The records that follow must be repeated verbatim, every one of them.

Saved entries →
—————

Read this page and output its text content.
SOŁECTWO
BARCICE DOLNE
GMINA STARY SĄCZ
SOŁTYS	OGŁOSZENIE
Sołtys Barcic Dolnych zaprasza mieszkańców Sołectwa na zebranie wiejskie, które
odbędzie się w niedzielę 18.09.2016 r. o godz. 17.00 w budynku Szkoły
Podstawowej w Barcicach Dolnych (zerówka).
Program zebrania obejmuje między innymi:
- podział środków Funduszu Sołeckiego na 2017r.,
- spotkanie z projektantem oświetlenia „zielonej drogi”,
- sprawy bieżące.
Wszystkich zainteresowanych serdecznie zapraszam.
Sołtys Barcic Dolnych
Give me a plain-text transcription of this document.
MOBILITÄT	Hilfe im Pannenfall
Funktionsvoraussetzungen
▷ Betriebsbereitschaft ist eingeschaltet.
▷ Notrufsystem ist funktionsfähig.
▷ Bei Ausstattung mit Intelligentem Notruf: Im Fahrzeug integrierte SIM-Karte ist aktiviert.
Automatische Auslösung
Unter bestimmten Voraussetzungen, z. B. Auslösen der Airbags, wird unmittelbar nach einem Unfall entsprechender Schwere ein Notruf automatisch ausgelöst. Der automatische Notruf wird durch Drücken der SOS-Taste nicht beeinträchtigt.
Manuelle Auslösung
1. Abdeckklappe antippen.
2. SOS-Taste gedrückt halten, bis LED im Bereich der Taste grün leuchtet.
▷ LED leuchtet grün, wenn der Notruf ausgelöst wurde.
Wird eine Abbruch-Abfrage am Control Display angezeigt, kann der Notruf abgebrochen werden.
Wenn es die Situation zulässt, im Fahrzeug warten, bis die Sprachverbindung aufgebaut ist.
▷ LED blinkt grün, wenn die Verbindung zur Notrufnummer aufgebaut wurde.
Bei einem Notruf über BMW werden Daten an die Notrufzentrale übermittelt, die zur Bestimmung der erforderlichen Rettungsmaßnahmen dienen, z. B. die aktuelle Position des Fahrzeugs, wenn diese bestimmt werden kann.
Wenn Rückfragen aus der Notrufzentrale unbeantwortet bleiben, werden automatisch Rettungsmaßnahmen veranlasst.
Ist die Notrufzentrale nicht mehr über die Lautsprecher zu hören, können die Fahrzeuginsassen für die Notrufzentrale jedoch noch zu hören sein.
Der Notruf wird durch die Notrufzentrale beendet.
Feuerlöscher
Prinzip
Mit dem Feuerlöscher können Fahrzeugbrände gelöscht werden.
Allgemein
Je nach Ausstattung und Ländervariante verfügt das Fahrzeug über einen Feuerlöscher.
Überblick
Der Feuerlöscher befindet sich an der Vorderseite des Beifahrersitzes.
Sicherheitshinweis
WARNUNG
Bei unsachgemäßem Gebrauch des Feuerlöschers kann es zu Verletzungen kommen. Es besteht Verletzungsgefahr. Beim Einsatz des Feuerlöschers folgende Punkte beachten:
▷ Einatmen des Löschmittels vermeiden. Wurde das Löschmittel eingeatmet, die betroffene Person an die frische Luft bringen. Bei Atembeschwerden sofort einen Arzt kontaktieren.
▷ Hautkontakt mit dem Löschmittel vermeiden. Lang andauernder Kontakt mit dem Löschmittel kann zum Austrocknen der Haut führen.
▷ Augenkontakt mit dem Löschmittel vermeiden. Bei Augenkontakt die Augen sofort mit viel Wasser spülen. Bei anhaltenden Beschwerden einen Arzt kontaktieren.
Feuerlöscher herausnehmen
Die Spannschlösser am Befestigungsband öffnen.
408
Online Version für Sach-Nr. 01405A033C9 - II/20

—————

WRITTEN REPLY →
Read this page and output its text content.
SOŁECTWO
BARCICE DOLNE
GMINA STARY SĄCZ
SOŁTYS	OGŁOSZENIE
Sołtys Barcic Dolnych zaprasza mieszkańców Sołectwa na zebranie wiejskie, które
odbędzie się w niedzielę 18.09.2016 r. o godz. 17.00 w budynku Szkoły
Podstawowej w Barcicach Dolnych (zerówka).
Program zebrania obejmuje między innymi:
- podział środków Funduszu Sołeckiego na 2017r.,
- spotkanie z projektantem oświetlenia „zielonej drogi”,
- sprawy bieżące.
Wszystkich zainteresowanych serdecznie zapraszam.
Sołtys Barcic Dolnych
Give me a plain-text transcription of this document.
MOBILITÄT	Hilfe im Pannenfall
Funktionsvoraussetzungen
▷ Betriebsbereitschaft ist eingeschaltet.
▷ Notrufsystem ist funktionsfähig.
▷ Bei Ausstattung mit Intelligentem Notruf: Im Fahrzeug integrierte SIM-Karte ist aktiviert.
Automatische Auslösung
Unter bestimmten Voraussetzungen, z. B. Auslösen der Airbags, wird unmittelbar nach einem Unfall entsprechender Schwere ein Notruf automatisch ausgelöst. Der automatische Notruf wird durch Drücken der SOS-Taste nicht beeinträchtigt.
Manuelle Auslösung
1. Abdeckklappe antippen.
2. SOS-Taste gedrückt halten, bis LED im Bereich der Taste grün leuchtet.
▷ LED leuchtet grün, wenn der Notruf ausgelöst wurde.
Wird eine Abbruch-Abfrage am Control Display angezeigt, kann der Notruf abgebrochen werden.
Wenn es die Situation zulässt, im Fahrzeug warten, bis die Sprachverbindung aufgebaut ist.
▷ LED blinkt grün, wenn die Verbindung zur Notrufnummer aufgebaut wurde.
Bei einem Notruf über BMW werden Daten an die Notrufzentrale übermittelt, die zur Bestimmung der erforderlichen Rettungsmaßnahmen dienen, z. B. die aktuelle Position des Fahrzeugs, wenn diese bestimmt werden kann.
Wenn Rückfragen aus der Notrufzentrale unbeantwortet bleiben, werden automatisch Rettungsmaßnahmen veranlasst.
Ist die Notrufzentrale nicht mehr über die Lautsprecher zu hören, können die Fahrzeuginsassen für die Notrufzentrale jedoch noch zu hören sein.
Der Notruf wird durch die Notrufzentrale beendet.
Feuerlöscher
Prinzip
Mit dem Feuerlöscher können Fahrzeugbrände gelöscht werden.
Allgemein
Je nach Ausstattung und Ländervariante verfügt das Fahrzeug über einen Feuerlöscher.
Überblick
Der Feuerlöscher befindet sich an der Vorderseite des Beifahrersitzes.
Sicherheitshinweis
WARNUNG
Bei unsachgemäßem Gebrauch des Feuerlöschers kann es zu Verletzungen kommen. Es besteht Verletzungsgefahr. Beim Einsatz des Feuerlöschers folgende Punkte beachten:
▷ Einatmen des Löschmittels vermeiden. Wurde das Löschmittel eingeatmet, die betroffene Person an die frische Luft bringen. Bei Atembeschwerden sofort einen Arzt kontaktieren.
▷ Hautkontakt mit dem Löschmittel vermeiden. Lang andauernder Kontakt mit dem Löschmittel kann zum Austrocknen der Haut führen.
▷ Augenkontakt mit dem Löschmittel vermeiden. Bei Augenkontakt die Augen sofort mit viel Wasser spülen. Bei anhaltenden Beschwerden einen Arzt kontaktieren.
Feuerlöscher herausnehmen
Die Spannschlösser am Befestigungsband öffnen.
408
Online Version für Sach-Nr. 01405A033C9 - II/20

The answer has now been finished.